(Recorded data)
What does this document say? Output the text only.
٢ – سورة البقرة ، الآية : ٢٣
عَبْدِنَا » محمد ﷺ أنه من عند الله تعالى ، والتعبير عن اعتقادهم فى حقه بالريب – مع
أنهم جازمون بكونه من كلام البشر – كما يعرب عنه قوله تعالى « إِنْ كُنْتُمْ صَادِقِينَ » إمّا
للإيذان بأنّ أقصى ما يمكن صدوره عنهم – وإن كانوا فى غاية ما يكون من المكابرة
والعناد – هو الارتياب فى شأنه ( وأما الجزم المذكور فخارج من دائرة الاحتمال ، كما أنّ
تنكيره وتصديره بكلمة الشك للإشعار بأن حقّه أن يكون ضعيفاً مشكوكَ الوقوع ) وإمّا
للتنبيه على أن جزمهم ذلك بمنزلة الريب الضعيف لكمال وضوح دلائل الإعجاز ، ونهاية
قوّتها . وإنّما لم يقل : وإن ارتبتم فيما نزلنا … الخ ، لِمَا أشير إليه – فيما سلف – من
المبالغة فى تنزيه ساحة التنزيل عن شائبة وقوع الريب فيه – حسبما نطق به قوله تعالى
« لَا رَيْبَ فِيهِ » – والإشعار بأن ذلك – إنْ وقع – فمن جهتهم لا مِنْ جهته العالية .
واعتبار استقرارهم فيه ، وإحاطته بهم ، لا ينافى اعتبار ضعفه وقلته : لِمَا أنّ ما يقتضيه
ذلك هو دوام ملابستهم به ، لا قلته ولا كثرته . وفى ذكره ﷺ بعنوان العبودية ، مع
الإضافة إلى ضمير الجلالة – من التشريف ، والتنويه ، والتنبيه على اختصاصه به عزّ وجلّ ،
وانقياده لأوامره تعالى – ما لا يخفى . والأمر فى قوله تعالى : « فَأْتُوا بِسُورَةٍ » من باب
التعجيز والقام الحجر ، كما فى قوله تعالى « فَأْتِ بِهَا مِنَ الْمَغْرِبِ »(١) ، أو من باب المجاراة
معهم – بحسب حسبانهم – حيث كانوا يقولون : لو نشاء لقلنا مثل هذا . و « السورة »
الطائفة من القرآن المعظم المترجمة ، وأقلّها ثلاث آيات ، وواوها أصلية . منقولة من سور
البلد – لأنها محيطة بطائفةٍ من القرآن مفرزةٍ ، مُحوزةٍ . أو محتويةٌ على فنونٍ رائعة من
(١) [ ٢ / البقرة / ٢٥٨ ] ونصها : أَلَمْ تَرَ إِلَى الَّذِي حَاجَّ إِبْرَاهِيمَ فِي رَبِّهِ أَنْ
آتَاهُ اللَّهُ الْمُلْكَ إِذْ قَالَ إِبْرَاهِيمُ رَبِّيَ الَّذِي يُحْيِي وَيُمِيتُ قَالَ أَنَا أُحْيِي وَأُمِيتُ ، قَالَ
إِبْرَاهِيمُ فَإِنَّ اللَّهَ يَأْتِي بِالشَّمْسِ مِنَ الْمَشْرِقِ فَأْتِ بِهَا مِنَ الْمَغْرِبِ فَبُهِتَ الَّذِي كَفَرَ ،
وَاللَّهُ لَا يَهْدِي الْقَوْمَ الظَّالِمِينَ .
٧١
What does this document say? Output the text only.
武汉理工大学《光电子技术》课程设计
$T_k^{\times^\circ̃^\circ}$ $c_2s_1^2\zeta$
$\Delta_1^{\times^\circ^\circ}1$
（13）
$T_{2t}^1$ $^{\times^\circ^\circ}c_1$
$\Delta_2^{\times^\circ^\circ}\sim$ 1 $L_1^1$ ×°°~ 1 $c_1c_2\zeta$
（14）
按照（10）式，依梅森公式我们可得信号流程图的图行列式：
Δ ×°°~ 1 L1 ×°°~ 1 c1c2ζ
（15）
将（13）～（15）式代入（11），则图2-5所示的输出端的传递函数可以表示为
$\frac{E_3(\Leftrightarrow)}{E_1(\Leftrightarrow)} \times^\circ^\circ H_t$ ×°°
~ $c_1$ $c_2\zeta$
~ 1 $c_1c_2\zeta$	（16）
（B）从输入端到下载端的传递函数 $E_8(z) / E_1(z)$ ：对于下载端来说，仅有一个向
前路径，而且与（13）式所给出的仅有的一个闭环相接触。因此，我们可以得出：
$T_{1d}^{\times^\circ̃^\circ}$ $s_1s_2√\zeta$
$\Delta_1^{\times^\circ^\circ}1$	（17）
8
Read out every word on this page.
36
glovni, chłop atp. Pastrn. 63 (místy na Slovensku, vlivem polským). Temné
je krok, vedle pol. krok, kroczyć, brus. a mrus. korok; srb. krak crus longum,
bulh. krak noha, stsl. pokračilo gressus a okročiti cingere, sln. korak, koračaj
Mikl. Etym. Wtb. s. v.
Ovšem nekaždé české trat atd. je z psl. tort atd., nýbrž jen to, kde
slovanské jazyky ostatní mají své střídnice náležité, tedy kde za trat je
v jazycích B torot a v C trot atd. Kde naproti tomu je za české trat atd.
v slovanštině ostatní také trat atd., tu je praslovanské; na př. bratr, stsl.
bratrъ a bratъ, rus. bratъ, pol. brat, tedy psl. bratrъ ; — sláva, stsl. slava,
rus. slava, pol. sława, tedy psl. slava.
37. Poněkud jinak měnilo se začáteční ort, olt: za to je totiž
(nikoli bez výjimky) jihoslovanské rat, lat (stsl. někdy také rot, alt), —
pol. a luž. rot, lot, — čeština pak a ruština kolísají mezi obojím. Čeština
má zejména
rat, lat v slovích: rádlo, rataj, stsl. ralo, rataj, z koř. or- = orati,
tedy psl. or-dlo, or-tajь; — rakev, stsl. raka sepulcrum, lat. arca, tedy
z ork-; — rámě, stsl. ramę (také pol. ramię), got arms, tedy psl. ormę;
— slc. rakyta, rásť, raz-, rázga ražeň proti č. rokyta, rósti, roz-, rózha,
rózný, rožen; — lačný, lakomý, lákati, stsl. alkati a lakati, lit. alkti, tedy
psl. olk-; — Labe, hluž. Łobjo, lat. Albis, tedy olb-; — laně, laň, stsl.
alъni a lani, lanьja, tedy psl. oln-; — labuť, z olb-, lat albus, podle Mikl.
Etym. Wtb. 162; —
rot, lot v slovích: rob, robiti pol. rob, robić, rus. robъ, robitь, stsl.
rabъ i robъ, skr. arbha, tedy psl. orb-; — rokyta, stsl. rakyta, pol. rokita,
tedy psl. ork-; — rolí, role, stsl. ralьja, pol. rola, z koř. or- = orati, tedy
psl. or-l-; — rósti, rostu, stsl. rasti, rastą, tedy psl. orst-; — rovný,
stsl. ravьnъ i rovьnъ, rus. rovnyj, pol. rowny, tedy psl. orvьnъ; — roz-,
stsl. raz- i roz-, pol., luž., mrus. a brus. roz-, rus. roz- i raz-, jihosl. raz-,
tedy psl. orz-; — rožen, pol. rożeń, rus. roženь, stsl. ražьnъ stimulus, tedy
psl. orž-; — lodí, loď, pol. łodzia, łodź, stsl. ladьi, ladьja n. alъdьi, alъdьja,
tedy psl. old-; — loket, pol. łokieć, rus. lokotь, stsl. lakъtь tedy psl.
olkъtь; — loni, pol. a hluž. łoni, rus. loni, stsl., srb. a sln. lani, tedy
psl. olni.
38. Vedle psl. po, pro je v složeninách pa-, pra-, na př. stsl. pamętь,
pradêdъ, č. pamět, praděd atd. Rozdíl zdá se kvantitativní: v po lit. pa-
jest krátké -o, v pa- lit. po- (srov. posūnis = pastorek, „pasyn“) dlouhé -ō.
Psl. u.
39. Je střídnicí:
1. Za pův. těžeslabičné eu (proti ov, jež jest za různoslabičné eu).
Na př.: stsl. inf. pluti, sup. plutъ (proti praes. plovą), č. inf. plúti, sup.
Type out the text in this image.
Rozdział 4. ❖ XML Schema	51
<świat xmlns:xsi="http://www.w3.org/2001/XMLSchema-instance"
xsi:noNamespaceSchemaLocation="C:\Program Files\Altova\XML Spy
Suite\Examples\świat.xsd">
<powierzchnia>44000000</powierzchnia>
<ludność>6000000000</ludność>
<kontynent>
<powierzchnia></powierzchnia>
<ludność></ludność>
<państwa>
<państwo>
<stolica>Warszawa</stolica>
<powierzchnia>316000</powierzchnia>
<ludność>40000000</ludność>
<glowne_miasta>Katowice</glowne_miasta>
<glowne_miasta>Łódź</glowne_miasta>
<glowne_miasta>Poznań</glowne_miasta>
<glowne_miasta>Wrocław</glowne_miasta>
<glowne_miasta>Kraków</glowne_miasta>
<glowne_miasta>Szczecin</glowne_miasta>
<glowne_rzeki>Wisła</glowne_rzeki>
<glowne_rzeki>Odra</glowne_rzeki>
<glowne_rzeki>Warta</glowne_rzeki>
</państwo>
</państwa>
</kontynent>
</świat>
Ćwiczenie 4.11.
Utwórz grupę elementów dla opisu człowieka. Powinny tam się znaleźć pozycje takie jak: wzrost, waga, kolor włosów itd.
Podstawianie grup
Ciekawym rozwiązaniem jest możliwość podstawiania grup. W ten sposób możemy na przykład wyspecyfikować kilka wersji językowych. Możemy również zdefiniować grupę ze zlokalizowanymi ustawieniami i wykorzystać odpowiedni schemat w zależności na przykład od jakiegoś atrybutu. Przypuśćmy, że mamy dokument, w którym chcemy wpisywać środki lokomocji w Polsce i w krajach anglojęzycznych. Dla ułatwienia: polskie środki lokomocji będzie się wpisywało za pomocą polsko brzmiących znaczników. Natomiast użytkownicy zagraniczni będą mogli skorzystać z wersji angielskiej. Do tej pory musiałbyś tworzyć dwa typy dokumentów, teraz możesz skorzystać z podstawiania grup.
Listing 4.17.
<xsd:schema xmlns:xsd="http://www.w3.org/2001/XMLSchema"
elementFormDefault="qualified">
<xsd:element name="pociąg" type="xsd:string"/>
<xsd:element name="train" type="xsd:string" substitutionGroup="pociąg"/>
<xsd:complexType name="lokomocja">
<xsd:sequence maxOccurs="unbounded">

WHAT NEEDS TO BE DONE => Working from the listing above, pick out every line that has "rokyta" and copy it.

SOLUTION TO THE PROBLEM =>
— slc. rakyta, rásť, raz-, rázga ražeň proti č. rokyta, rósti, roz-, rózha,
rabъ i robъ, skr. arbha, tedy psl. orb-; — rokyta, stsl. rakyta, pol. rokita,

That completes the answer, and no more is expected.